Transcribe all of the material exactly.

Items from a data source
★ ★ ★

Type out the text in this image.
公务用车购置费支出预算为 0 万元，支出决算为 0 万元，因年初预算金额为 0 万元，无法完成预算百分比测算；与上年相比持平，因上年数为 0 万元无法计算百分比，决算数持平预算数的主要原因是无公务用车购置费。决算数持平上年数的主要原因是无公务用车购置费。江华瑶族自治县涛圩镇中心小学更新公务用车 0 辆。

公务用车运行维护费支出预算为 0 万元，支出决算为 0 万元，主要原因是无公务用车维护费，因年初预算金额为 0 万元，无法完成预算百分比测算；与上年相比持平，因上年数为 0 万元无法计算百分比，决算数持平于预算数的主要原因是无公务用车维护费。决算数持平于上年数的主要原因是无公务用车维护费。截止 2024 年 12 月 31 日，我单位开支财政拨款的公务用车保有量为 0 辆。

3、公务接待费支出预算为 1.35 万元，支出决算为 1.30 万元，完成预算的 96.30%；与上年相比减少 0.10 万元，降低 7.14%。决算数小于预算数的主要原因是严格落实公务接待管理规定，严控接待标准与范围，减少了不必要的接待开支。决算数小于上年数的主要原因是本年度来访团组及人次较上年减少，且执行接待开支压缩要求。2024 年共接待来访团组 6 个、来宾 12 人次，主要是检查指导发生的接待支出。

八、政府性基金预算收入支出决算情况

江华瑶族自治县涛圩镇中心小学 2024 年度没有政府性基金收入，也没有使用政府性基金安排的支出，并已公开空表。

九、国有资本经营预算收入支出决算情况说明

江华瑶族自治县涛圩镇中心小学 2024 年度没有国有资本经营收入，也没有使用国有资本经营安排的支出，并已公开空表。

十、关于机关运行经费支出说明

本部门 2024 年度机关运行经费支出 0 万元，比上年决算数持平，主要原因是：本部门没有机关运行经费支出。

★ ★ ★

WRITTEN SOLUTION =
Type out the text in this image.
公务用车购置费支出预算为 0 万元，支出决算为 0 万元，因年初预算金额为 0 万元，无法完成预算百分比测算；与上年相比持平，因上年数为 0 万元无法计算百分比，决算数持平预算数的主要原因是无公务用车购置费。决算数持平上年数的主要原因是无公务用车购置费。江华瑶族自治县涛圩镇中心小学更新公务用车 0 辆。

公务用车运行维护费支出预算为 0 万元，支出决算为 0 万元，主要原因是无公务用车维护费，因年初预算金额为 0 万元，无法完成预算百分比测算；与上年相比持平，因上年数为 0 万元无法计算百分比，决算数持平于预算数的主要原因是无公务用车维护费。决算数持平于上年数的主要原因是无公务用车维护费。截止 2024 年 12 月 31 日，我单位开支财政拨款的公务用车保有量为 0 辆。

3、公务接待费支出预算为 1.35 万元，支出决算为 1.30 万元，完成预算的 96.30%；与上年相比减少 0.10 万元，降低 7.14%。决算数小于预算数的主要原因是严格落实公务接待管理规定，严控接待标准与范围，减少了不必要的接待开支。决算数小于上年数的主要原因是本年度来访团组及人次较上年减少，且执行接待开支压缩要求。2024 年共接待来访团组 6 个、来宾 12 人次，主要是检查指导发生的接待支出。

八、政府性基金预算收入支出决算情况

江华瑶族自治县涛圩镇中心小学 2024 年度没有政府性基金收入，也没有使用政府性基金安排的支出，并已公开空表。

九、国有资本经营预算收入支出决算情况说明

江华瑶族自治县涛圩镇中心小学 2024 年度没有国有资本经营收入，也没有使用国有资本经营安排的支出，并已公开空表。

十、关于机关运行经费支出说明

本部门 2024 年度机关运行经费支出 0 万元，比上年决算数持平，主要原因是：本部门没有机关运行经费支出。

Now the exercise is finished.